start DATA SUPPLIED

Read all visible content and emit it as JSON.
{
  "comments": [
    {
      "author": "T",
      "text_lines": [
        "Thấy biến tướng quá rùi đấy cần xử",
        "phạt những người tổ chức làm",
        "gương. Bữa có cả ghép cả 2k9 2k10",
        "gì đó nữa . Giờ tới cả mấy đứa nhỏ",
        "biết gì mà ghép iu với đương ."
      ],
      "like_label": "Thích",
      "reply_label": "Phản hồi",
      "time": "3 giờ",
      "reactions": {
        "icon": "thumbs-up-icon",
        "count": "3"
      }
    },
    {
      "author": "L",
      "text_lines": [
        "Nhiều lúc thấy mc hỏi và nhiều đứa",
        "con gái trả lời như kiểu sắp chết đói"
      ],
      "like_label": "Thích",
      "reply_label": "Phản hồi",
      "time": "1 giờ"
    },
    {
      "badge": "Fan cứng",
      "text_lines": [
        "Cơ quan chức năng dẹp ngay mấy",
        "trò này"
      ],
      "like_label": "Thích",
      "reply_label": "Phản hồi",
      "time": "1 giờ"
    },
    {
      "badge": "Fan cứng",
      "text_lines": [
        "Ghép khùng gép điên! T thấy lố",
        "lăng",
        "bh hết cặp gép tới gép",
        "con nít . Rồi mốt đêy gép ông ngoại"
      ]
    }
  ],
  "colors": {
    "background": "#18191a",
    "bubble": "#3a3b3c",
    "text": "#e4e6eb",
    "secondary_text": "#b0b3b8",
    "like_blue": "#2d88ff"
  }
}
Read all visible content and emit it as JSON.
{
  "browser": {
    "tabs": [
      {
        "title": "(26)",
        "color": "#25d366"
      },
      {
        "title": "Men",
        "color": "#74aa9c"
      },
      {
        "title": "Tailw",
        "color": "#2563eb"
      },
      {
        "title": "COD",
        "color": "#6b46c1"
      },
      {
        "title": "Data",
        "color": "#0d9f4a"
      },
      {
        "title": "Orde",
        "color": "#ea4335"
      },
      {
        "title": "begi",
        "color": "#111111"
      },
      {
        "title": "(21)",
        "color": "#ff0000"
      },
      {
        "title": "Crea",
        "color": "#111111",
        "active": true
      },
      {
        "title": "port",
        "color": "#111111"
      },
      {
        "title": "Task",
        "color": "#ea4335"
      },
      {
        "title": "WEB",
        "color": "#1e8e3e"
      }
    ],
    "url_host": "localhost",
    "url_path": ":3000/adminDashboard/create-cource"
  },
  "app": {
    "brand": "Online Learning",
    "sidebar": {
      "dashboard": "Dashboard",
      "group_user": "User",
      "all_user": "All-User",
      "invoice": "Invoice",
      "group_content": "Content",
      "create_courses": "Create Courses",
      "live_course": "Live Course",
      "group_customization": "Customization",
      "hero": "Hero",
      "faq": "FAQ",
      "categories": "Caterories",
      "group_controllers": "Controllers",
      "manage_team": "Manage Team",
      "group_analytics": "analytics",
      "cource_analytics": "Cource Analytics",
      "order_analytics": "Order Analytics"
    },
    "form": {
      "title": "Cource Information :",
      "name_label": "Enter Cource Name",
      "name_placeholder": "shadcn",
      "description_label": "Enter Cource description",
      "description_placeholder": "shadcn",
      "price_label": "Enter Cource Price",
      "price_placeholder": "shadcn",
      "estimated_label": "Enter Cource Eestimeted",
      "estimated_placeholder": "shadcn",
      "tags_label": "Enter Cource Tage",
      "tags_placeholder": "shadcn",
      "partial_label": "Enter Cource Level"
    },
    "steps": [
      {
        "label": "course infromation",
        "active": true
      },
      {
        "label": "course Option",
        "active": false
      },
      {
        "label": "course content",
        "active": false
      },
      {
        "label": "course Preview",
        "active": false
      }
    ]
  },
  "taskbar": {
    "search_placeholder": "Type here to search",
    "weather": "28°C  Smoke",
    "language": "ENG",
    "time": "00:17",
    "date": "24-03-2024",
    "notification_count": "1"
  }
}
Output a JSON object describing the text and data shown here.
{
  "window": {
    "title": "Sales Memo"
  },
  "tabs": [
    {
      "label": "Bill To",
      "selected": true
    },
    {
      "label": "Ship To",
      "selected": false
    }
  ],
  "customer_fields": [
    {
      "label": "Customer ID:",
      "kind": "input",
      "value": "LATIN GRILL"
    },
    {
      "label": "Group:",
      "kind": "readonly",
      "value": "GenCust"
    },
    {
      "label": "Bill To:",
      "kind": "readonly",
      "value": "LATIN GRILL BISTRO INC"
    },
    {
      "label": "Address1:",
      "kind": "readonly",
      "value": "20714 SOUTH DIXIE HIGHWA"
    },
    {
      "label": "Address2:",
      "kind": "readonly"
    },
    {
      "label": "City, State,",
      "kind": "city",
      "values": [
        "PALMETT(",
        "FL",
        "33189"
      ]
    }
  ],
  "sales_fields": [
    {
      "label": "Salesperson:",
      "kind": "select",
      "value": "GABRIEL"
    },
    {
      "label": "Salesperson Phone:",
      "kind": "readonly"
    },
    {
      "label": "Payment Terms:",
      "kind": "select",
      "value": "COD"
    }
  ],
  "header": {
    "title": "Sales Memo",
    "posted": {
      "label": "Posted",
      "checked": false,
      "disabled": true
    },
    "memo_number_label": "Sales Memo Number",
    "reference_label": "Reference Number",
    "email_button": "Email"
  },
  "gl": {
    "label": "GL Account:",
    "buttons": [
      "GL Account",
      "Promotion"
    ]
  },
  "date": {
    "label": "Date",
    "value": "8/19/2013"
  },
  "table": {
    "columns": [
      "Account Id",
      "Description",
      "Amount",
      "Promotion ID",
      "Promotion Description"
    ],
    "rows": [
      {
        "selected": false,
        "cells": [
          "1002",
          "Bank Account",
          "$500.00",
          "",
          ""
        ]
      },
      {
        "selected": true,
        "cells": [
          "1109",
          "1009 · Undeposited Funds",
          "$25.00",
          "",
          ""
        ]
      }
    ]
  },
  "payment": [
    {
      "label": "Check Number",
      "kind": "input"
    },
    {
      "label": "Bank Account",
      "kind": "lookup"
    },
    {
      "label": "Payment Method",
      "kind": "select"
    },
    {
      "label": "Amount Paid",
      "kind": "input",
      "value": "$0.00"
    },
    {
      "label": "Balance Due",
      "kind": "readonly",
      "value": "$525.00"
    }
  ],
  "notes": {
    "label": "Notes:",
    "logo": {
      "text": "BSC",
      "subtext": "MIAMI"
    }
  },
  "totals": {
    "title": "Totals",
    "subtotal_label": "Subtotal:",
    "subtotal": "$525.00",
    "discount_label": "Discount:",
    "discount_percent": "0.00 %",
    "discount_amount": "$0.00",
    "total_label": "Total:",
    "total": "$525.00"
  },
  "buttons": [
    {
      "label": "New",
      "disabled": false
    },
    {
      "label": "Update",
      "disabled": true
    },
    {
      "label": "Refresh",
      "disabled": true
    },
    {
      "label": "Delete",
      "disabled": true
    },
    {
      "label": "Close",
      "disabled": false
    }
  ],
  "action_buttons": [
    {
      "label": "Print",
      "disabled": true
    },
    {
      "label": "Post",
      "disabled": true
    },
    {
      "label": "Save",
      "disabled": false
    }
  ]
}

end DATA SUPPLIED

*WHAT YOU WILL DO:*
Your task is to quote the listing above word for word.

*CORRECT OUTPUT:*
Read all visible content and emit it as JSON.
{
  "comments": [
    {
      "author": "T",
      "text_lines": [
        "Thấy biến tướng quá rùi đấy cần xử",
        "phạt những người tổ chức làm",
        "gương. Bữa có cả ghép cả 2k9 2k10",
        "gì đó nữa . Giờ tới cả mấy đứa nhỏ",
        "biết gì mà ghép iu với đương ."
      ],
      "like_label": "Thích",
      "reply_label": "Phản hồi",
      "time": "3 giờ",
      "reactions": {
        "icon": "thumbs-up-icon",
        "count": "3"
      }
    },
    {
      "author": "L",
      "text_lines": [
        "Nhiều lúc thấy mc hỏi và nhiều đứa",
        "con gái trả lời như kiểu sắp chết đói"
      ],
      "like_label": "Thích",
      "reply_label": "Phản hồi",
      "time": "1 giờ"
    },
    {
      "badge": "Fan cứng",
      "text_lines": [
        "Cơ quan chức năng dẹp ngay mấy",
        "trò này"
      ],
      "like_label": "Thích",
      "reply_label": "Phản hồi",
      "time": "1 giờ"
    },
    {
      "badge": "Fan cứng",
      "text_lines": [
        "Ghép khùng gép điên! T thấy lố",
        "lăng",
        "bh hết cặp gép tới gép",
        "con nít . Rồi mốt đêy gép ông ngoại"
      ]
    }
  ],
  "colors": {
    "background": "#18191a",
    "bubble": "#3a3b3c",
    "text": "#e4e6eb",
    "secondary_text": "#b0b3b8",
    "like_blue": "#2d88ff"
  }
}
Read all visible content and emit it as JSON.
{
  "browser": {
    "tabs": [
      {
        "title": "(26)",
        "color": "#25d366"
      },
      {
        "title": "Men",
        "color": "#74aa9c"
      },
      {
        "title": "Tailw",
        "color": "#2563eb"
      },
      {
        "title": "COD",
        "color": "#6b46c1"
      },
      {
        "title": "Data",
        "color": "#0d9f4a"
      },
      {
        "title": "Orde",
        "color": "#ea4335"
      },
      {
        "title": "begi",
        "color": "#111111"
      },
      {
        "title": "(21)",
        "color": "#ff0000"
      },
      {
        "title": "Crea",
        "color": "#111111",
        "active": true
      },
      {
        "title": "port",
        "color": "#111111"
      },
      {
        "title": "Task",
        "color": "#ea4335"
      },
      {
        "title": "WEB",
        "color": "#1e8e3e"
      }
    ],
    "url_host": "localhost",
    "url_path": ":3000/adminDashboard/create-cource"
  },
  "app": {
    "brand": "Online Learning",
    "sidebar": {
      "dashboard": "Dashboard",
      "group_user": "User",
      "all_user": "All-User",
      "invoice": "Invoice",
      "group_content": "Content",
      "create_courses": "Create Courses",
      "live_course": "Live Course",
      "group_customization": "Customization",
      "hero": "Hero",
      "faq": "FAQ",
      "categories": "Caterories",
      "group_controllers": "Controllers",
      "manage_team": "Manage Team",
      "group_analytics": "analytics",
      "cource_analytics": "Cource Analytics",
      "order_analytics": "Order Analytics"
    },
    "form": {
      "title": "Cource Information :",
      "name_label": "Enter Cource Name",
      "name_placeholder": "shadcn",
      "description_label": "Enter Cource description",
      "description_placeholder": "shadcn",
      "price_label": "Enter Cource Price",
      "price_placeholder": "shadcn",
      "estimated_label": "Enter Cource Eestimeted",
      "estimated_placeholder": "shadcn",
      "tags_label": "Enter Cource Tage",
      "tags_placeholder": "shadcn",
      "partial_label": "Enter Cource Level"
    },
    "steps": [
      {
        "label": "course infromation",
        "active": true
      },
      {
        "label": "course Option",
        "active": false
      },
      {
        "label": "course content",
        "active": false
      },
      {
        "label": "course Preview",
        "active": false
      }
    ]
  },
  "taskbar": {
    "search_placeholder": "Type here to search",
    "weather": "28°C  Smoke",
    "language": "ENG",
    "time": "00:17",
    "date": "24-03-2024",
    "notification_count": "1"
  }
}
Output a JSON object describing the text and data shown here.
{
  "window": {
    "title": "Sales Memo"
  },
  "tabs": [
    {
      "label": "Bill To",
      "selected": true
    },
    {
      "label": "Ship To",
      "selected": false
    }
  ],
  "customer_fields": [
    {
      "label": "Customer ID:",
      "kind": "input",
      "value": "LATIN GRILL"
    },
    {
      "label": "Group:",
      "kind": "readonly",
      "value": "GenCust"
    },
    {
      "label": "Bill To:",
      "kind": "readonly",
      "value": "LATIN GRILL BISTRO INC"
    },
    {
      "label": "Address1:",
      "kind": "readonly",
      "value": "20714 SOUTH DIXIE HIGHWA"
    },
    {
      "label": "Address2:",
      "kind": "readonly"
    },
    {
      "label": "City, State,",
      "kind": "city",
      "values": [
        "PALMETT(",
        "FL",
        "33189"
      ]
    }
  ],
  "sales_fields": [
    {
      "label": "Salesperson:",
      "kind": "select",
      "value": "GABRIEL"
    },
    {
      "label": "Salesperson Phone:",
      "kind": "readonly"
    },
    {
      "label": "Payment Terms:",
      "kind": "select",
      "value": "COD"
    }
  ],
  "header": {
    "title": "Sales Memo",
    "posted": {
      "label": "Posted",
      "checked": false,
      "disabled": true
    },
    "memo_number_label": "Sales Memo Number",
    "reference_label": "Reference Number",
    "email_button": "Email"
  },
  "gl": {
    "label": "GL Account:",
    "buttons": [
      "GL Account",
      "Promotion"
    ]
  },
  "date": {
    "label": "Date",
    "value": "8/19/2013"
  },
  "table": {
    "columns": [
      "Account Id",
      "Description",
      "Amount",
      "Promotion ID",
      "Promotion Description"
    ],
    "rows": [
      {
        "selected": false,
        "cells": [
          "1002",
          "Bank Account",
          "$500.00",
          "",
          ""
        ]
      },
      {
        "selected": true,
        "cells": [
          "1109",
          "1009 · Undeposited Funds",
          "$25.00",
          "",
          ""
        ]
      }
    ]
  },
  "payment": [
    {
      "label": "Check Number",
      "kind": "input"
    },
    {
      "label": "Bank Account",
      "kind": "lookup"
    },
    {
      "label": "Payment Method",
      "kind": "select"
    },
    {
      "label": "Amount Paid",
      "kind": "input",
      "value": "$0.00"
    },
    {
      "label": "Balance Due",
      "kind": "readonly",
      "value": "$525.00"
    }
  ],
  "notes": {
    "label": "Notes:",
    "logo": {
      "text": "BSC",
      "subtext": "MIAMI"
    }
  },
  "totals": {
    "title": "Totals",
    "subtotal_label": "Subtotal:",
    "subtotal": "$525.00",
    "discount_label": "Discount:",
    "discount_percent": "0.00 %",
    "discount_amount": "$0.00",
    "total_label": "Total:",
    "total": "$525.00"
  },
  "buttons": [
    {
      "label": "New",
      "disabled": false
    },
    {
      "label": "Update",
      "disabled": true
    },
    {
      "label": "Refresh",
      "disabled": true
    },
    {
      "label": "Delete",
      "disabled": true
    },
    {
      "label": "Close",
      "disabled": false
    }
  ],
  "action_buttons": [
    {
      "label": "Print",
      "disabled": true
    },
    {
      "label": "Post",
      "disabled": true
    },
    {
      "label": "Save",
      "disabled": false
    }
  ]
}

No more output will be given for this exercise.